### What is required:
Give the material again in full, matching it exactly.

Start of Records

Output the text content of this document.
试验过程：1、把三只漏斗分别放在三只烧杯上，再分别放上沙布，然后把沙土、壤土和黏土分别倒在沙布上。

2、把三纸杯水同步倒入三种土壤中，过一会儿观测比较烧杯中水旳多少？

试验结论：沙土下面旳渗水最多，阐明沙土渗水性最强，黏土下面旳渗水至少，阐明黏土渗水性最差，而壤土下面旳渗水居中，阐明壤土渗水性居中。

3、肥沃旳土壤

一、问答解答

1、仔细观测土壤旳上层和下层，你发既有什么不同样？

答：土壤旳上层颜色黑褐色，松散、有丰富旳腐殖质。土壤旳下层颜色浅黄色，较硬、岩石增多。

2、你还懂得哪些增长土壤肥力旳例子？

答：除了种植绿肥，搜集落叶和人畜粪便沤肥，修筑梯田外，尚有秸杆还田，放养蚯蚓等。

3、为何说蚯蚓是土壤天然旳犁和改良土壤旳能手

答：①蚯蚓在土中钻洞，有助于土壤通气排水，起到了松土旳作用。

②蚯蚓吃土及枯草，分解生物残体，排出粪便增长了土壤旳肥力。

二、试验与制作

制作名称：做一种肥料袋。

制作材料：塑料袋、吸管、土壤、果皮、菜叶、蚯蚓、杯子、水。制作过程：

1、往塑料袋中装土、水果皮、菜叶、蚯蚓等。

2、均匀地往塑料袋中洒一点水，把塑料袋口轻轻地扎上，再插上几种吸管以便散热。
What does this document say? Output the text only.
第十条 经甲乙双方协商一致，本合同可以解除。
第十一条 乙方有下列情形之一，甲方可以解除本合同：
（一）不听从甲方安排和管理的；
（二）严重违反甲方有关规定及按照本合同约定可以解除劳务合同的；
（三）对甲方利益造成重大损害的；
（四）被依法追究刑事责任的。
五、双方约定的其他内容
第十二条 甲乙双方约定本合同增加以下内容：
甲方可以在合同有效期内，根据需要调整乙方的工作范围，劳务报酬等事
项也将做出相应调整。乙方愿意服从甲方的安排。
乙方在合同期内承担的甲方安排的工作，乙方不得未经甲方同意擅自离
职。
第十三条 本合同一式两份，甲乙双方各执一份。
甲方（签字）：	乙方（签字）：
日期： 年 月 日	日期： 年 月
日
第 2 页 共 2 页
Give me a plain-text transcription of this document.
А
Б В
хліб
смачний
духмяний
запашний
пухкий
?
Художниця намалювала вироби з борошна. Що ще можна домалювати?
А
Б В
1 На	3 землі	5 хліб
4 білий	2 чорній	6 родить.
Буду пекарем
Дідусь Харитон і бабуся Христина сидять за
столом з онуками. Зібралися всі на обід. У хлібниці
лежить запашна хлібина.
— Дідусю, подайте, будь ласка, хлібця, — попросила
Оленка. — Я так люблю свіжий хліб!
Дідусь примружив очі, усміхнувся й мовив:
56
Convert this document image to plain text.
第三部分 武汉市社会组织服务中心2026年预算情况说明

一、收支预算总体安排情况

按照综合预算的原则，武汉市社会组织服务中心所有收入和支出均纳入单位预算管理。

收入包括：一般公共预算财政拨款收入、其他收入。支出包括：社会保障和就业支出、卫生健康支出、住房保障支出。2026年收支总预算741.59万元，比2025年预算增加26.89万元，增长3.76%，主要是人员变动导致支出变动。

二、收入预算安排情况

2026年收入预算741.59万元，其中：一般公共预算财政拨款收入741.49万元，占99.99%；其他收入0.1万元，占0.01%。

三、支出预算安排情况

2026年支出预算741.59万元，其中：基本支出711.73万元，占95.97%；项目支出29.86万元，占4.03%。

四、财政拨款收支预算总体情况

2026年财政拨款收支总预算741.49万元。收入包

End of Records

### Full response:
Output the text content of this document.
试验过程：1、把三只漏斗分别放在三只烧杯上，再分别放上沙布，然后把沙土、壤土和黏土分别倒在沙布上。

2、把三纸杯水同步倒入三种土壤中，过一会儿观测比较烧杯中水旳多少？

试验结论：沙土下面旳渗水最多，阐明沙土渗水性最强，黏土下面旳渗水至少，阐明黏土渗水性最差，而壤土下面旳渗水居中，阐明壤土渗水性居中。

3、肥沃旳土壤

一、问答解答

1、仔细观测土壤旳上层和下层，你发既有什么不同样？

答：土壤旳上层颜色黑褐色，松散、有丰富旳腐殖质。土壤旳下层颜色浅黄色，较硬、岩石增多。

2、你还懂得哪些增长土壤肥力旳例子？

答：除了种植绿肥，搜集落叶和人畜粪便沤肥，修筑梯田外，尚有秸杆还田，放养蚯蚓等。

3、为何说蚯蚓是土壤天然旳犁和改良土壤旳能手

答：①蚯蚓在土中钻洞，有助于土壤通气排水，起到了松土旳作用。

②蚯蚓吃土及枯草，分解生物残体，排出粪便增长了土壤旳肥力。

二、试验与制作

制作名称：做一种肥料袋。

制作材料：塑料袋、吸管、土壤、果皮、菜叶、蚯蚓、杯子、水。制作过程：

1、往塑料袋中装土、水果皮、菜叶、蚯蚓等。

2、均匀地往塑料袋中洒一点水，把塑料袋口轻轻地扎上，再插上几种吸管以便散热。
What does this document say? Output the text only.
第十条 经甲乙双方协商一致，本合同可以解除。
第十一条 乙方有下列情形之一，甲方可以解除本合同：
（一）不听从甲方安排和管理的；
（二）严重违反甲方有关规定及按照本合同约定可以解除劳务合同的；
（三）对甲方利益造成重大损害的；
（四）被依法追究刑事责任的。
五、双方约定的其他内容
第十二条 甲乙双方约定本合同增加以下内容：
甲方可以在合同有效期内，根据需要调整乙方的工作范围，劳务报酬等事
项也将做出相应调整。乙方愿意服从甲方的安排。
乙方在合同期内承担的甲方安排的工作，乙方不得未经甲方同意擅自离
职。
第十三条 本合同一式两份，甲乙双方各执一份。
甲方（签字）：	乙方（签字）：
日期： 年 月 日	日期： 年 月
日
第 2 页 共 2 页
Give me a plain-text transcription of this document.
А
Б В
хліб
смачний
духмяний
запашний
пухкий
?
Художниця намалювала вироби з борошна. Що ще можна домалювати?
А
Б В
1 На	3 землі	5 хліб
4 білий	2 чорній	6 родить.
Буду пекарем
Дідусь Харитон і бабуся Христина сидять за
столом з онуками. Зібралися всі на обід. У хлібниці
лежить запашна хлібина.
— Дідусю, подайте, будь ласка, хлібця, — попросила
Оленка. — Я так люблю свіжий хліб!
Дідусь примружив очі, усміхнувся й мовив:
56
Convert this document image to plain text.
第三部分 武汉市社会组织服务中心2026年预算情况说明

一、收支预算总体安排情况

按照综合预算的原则，武汉市社会组织服务中心所有收入和支出均纳入单位预算管理。

收入包括：一般公共预算财政拨款收入、其他收入。支出包括：社会保障和就业支出、卫生健康支出、住房保障支出。2026年收支总预算741.59万元，比2025年预算增加26.89万元，增长3.76%，主要是人员变动导致支出变动。

二、收入预算安排情况

2026年收入预算741.59万元，其中：一般公共预算财政拨款收入741.49万元，占99.99%；其他收入0.1万元，占0.01%。

三、支出预算安排情况

2026年支出预算741.59万元，其中：基本支出711.73万元，占95.97%；项目支出29.86万元，占4.03%。

四、财政拨款收支预算总体情况

2026年财政拨款收支总预算741.49万元。收入包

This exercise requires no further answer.